YOUR TASK:
Go through the listing and pick out each line with the word "texto" in it.

::: EXERCISE DATA :::

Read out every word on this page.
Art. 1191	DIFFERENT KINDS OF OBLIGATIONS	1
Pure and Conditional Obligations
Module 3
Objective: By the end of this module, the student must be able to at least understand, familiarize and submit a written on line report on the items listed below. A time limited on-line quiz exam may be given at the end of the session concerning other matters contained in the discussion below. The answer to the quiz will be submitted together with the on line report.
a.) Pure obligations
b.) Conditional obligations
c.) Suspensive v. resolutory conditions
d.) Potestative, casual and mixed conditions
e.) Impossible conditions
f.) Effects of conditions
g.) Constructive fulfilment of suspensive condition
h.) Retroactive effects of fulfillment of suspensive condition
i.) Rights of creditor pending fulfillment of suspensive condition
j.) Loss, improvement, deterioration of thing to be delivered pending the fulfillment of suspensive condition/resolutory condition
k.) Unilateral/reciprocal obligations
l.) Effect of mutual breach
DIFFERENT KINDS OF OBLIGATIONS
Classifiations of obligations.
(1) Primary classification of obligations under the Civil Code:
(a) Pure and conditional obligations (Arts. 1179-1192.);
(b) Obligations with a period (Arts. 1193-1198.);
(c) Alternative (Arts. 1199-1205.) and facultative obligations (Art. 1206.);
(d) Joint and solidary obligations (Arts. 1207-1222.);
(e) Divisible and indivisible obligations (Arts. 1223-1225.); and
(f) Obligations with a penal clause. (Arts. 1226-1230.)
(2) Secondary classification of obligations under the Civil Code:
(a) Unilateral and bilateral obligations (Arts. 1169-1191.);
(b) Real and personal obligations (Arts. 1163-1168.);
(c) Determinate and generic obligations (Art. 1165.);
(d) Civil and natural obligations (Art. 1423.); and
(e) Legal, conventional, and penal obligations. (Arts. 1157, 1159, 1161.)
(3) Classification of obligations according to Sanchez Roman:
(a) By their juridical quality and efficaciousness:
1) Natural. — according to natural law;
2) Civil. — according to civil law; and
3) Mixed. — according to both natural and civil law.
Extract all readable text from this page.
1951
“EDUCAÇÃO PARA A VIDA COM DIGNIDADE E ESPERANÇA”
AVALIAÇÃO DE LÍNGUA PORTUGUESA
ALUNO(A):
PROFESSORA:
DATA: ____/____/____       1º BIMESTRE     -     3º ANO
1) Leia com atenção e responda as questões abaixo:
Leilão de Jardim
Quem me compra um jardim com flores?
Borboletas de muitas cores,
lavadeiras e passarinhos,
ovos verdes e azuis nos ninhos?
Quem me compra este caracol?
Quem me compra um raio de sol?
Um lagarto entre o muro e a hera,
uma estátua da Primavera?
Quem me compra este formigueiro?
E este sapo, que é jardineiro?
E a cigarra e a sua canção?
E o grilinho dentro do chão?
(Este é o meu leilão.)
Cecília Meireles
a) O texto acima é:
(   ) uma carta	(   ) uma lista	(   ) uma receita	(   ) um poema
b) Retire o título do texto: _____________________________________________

:::

ANSWER FOR THE TASK:
a) O texto acima é:
b) Retire o título do texto: _____________________________________________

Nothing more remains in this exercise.